▸ SOURCE DATA:
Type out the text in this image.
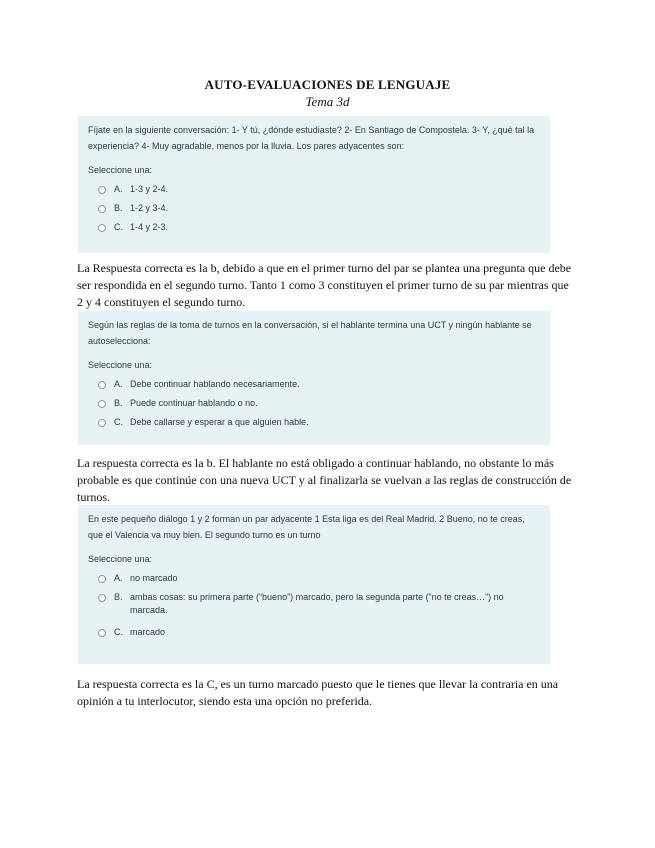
AUTO-EVALUACIONES DE LENGUAJE
Tema 3d
Fíjate en la siguiente conversación: 1- Y tú, ¿dónde estudiaste? 2- En Santiago de Compostela. 3- Y, ¿qué tal la experiencia? 4- Muy agradable, menos por la lluvia. Los pares adyacentes son:
Seleccione una:
A. 1-3 y 2-4.
B. 1-2 y 3-4.
C. 1-4 y 2-3.
La Respuesta correcta es la b, debido a que en el primer turno del par se plantea una pregunta que debe ser respondida en el segundo turno. Tanto 1 como 3 constituyen el primer turno de su par mientras que 2 y 4 constituyen el segundo turno.
Según las reglas de la toma de turnos en la conversación, si el hablante termina una UCT y ningún hablante se autoselecciona:
Seleccione una:
A. Debe continuar hablando necesariamente.
B. Puede continuar hablando o no.
C. Debe callarse y esperar a que alguien hable.
La respuesta correcta es la b. El hablante no está obligado a continuar hablando, no obstante lo más probable es que continúe con una nueva UCT y al finalizarla se vuelvan a las reglas de construcción de turnos.
En este pequeño diálogo 1 y 2 forman un par adyacente 1 Esta liga es del Real Madrid. 2 Bueno, no te creas, que el Valencia va muy bien. El segundo turno es un turno
Seleccione una:
A. no marcado
B. ambas cosas: su primera parte (“bueno”) marcado, pero la segunda parte (“no te creas…”) no marcada.
C. marcado
La respuesta correcta es la C, es un turno marcado puesto que le tienes que llevar la contraria en una opinión a tu interlocutor, siendo esta una opción no preferida.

▸ PROMPT: Exclude the pictures, and transcribe all of the material exactly.

▸ COMPLETE ANSWER:
Type out the text in this image.
AUTO-EVALUACIONES DE LENGUAJE
Tema 3d
Fíjate en la siguiente conversación: 1- Y tú, ¿dónde estudiaste? 2- En Santiago de Compostela. 3- Y, ¿qué tal la experiencia? 4- Muy agradable, menos por la lluvia. Los pares adyacentes son:
Seleccione una:
A. 1-3 y 2-4.
B. 1-2 y 3-4.
C. 1-4 y 2-3.
La Respuesta correcta es la b, debido a que en el primer turno del par se plantea una pregunta que debe ser respondida en el segundo turno. Tanto 1 como 3 constituyen el primer turno de su par mientras que 2 y 4 constituyen el segundo turno.
Según las reglas de la toma de turnos en la conversación, si el hablante termina una UCT y ningún hablante se autoselecciona:
Seleccione una:
A. Debe continuar hablando necesariamente.
B. Puede continuar hablando o no.
C. Debe callarse y esperar a que alguien hable.
La respuesta correcta es la b. El hablante no está obligado a continuar hablando, no obstante lo más probable es que continúe con una nueva UCT y al finalizarla se vuelvan a las reglas de construcción de turnos.
En este pequeño diálogo 1 y 2 forman un par adyacente 1 Esta liga es del Real Madrid. 2 Bueno, no te creas, que el Valencia va muy bien. El segundo turno es un turno
Seleccione una:
A. no marcado
B. ambas cosas: su primera parte (“bueno”) marcado, pero la segunda parte (“no te creas…”) no marcada.
C. marcado
La respuesta correcta es la C, es un turno marcado puesto que le tienes que llevar la contraria en una opinión a tu interlocutor, siendo esta una opción no preferida.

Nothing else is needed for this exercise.